[Records from a data collection]
═══

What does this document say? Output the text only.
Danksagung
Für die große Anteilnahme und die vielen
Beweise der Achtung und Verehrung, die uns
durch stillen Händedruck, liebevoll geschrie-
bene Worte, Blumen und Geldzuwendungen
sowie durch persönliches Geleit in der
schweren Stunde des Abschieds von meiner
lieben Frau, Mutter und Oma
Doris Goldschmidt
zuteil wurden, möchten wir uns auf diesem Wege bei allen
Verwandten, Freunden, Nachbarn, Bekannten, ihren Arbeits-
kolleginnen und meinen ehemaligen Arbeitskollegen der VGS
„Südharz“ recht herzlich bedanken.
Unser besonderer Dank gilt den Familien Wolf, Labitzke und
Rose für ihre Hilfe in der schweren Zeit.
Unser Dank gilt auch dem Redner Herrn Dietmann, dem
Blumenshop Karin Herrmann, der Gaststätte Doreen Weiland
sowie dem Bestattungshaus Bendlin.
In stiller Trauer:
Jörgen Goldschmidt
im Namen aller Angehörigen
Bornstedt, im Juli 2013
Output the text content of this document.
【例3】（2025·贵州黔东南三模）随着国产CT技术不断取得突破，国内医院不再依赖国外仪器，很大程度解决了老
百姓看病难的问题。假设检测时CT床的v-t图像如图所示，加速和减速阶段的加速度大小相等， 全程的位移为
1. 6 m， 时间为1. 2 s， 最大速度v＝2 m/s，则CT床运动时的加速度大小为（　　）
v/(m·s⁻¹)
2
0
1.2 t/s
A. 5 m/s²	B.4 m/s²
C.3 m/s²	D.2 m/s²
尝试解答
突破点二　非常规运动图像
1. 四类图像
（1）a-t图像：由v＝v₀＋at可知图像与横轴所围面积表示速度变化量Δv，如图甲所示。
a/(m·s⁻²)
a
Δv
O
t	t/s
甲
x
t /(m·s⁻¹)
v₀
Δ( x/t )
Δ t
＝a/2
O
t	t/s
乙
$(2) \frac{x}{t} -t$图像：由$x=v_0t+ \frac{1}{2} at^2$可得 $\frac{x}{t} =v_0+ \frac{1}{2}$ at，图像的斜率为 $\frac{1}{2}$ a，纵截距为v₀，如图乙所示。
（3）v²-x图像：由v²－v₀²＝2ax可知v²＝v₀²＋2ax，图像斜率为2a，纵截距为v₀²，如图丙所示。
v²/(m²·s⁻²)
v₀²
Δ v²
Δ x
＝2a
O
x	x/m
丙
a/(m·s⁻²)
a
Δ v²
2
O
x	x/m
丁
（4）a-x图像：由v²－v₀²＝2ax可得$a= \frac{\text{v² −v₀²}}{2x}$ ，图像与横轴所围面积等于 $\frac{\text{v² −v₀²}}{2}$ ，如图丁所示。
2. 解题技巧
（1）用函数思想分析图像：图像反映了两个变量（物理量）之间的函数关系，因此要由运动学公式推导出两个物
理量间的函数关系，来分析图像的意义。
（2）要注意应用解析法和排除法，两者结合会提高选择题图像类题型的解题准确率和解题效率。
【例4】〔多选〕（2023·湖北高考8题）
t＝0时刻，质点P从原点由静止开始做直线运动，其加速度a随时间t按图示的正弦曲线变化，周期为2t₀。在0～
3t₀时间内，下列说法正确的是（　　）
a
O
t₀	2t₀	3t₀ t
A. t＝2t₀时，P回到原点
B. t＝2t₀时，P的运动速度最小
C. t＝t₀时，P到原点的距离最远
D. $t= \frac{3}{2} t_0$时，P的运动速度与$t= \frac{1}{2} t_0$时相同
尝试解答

═══

## [What the exercise asks]
Send back every record, precisely as written.

## [Solution]
What does this document say? Output the text only.
Danksagung
Für die große Anteilnahme und die vielen
Beweise der Achtung und Verehrung, die uns
durch stillen Händedruck, liebevoll geschrie-
bene Worte, Blumen und Geldzuwendungen
sowie durch persönliches Geleit in der
schweren Stunde des Abschieds von meiner
lieben Frau, Mutter und Oma
Doris Goldschmidt
zuteil wurden, möchten wir uns auf diesem Wege bei allen
Verwandten, Freunden, Nachbarn, Bekannten, ihren Arbeits-
kolleginnen und meinen ehemaligen Arbeitskollegen der VGS
„Südharz“ recht herzlich bedanken.
Unser besonderer Dank gilt den Familien Wolf, Labitzke und
Rose für ihre Hilfe in der schweren Zeit.
Unser Dank gilt auch dem Redner Herrn Dietmann, dem
Blumenshop Karin Herrmann, der Gaststätte Doreen Weiland
sowie dem Bestattungshaus Bendlin.
In stiller Trauer:
Jörgen Goldschmidt
im Namen aller Angehörigen
Bornstedt, im Juli 2013
Output the text content of this document.
【例3】（2025·贵州黔东南三模）随着国产CT技术不断取得突破，国内医院不再依赖国外仪器，很大程度解决了老
百姓看病难的问题。假设检测时CT床的v-t图像如图所示，加速和减速阶段的加速度大小相等， 全程的位移为
1. 6 m， 时间为1. 2 s， 最大速度v＝2 m/s，则CT床运动时的加速度大小为（　　）
v/(m·s⁻¹)
2
0
1.2 t/s
A. 5 m/s²	B.4 m/s²
C.3 m/s²	D.2 m/s²
尝试解答
突破点二　非常规运动图像
1. 四类图像
（1）a-t图像：由v＝v₀＋at可知图像与横轴所围面积表示速度变化量Δv，如图甲所示。
a/(m·s⁻²)
a
Δv
O
t	t/s
甲
x
t /(m·s⁻¹)
v₀
Δ( x/t )
Δ t
＝a/2
O
t	t/s
乙
$(2) \frac{x}{t} -t$图像：由$x=v_0t+ \frac{1}{2} at^2$可得 $\frac{x}{t} =v_0+ \frac{1}{2}$ at，图像的斜率为 $\frac{1}{2}$ a，纵截距为v₀，如图乙所示。
（3）v²-x图像：由v²－v₀²＝2ax可知v²＝v₀²＋2ax，图像斜率为2a，纵截距为v₀²，如图丙所示。
v²/(m²·s⁻²)
v₀²
Δ v²
Δ x
＝2a
O
x	x/m
丙
a/(m·s⁻²)
a
Δ v²
2
O
x	x/m
丁
（4）a-x图像：由v²－v₀²＝2ax可得$a= \frac{\text{v² −v₀²}}{2x}$ ，图像与横轴所围面积等于 $\frac{\text{v² −v₀²}}{2}$ ，如图丁所示。
2. 解题技巧
（1）用函数思想分析图像：图像反映了两个变量（物理量）之间的函数关系，因此要由运动学公式推导出两个物
理量间的函数关系，来分析图像的意义。
（2）要注意应用解析法和排除法，两者结合会提高选择题图像类题型的解题准确率和解题效率。
【例4】〔多选〕（2023·湖北高考8题）
t＝0时刻，质点P从原点由静止开始做直线运动，其加速度a随时间t按图示的正弦曲线变化，周期为2t₀。在0～
3t₀时间内，下列说法正确的是（　　）
a
O
t₀	2t₀	3t₀ t
A. t＝2t₀时，P回到原点
B. t＝2t₀时，P的运动速度最小
C. t＝t₀时，P到原点的距离最远
D. $t= \frac{3}{2} t_0$时，P的运动速度与$t= \frac{1}{2} t_0$时相同
尝试解答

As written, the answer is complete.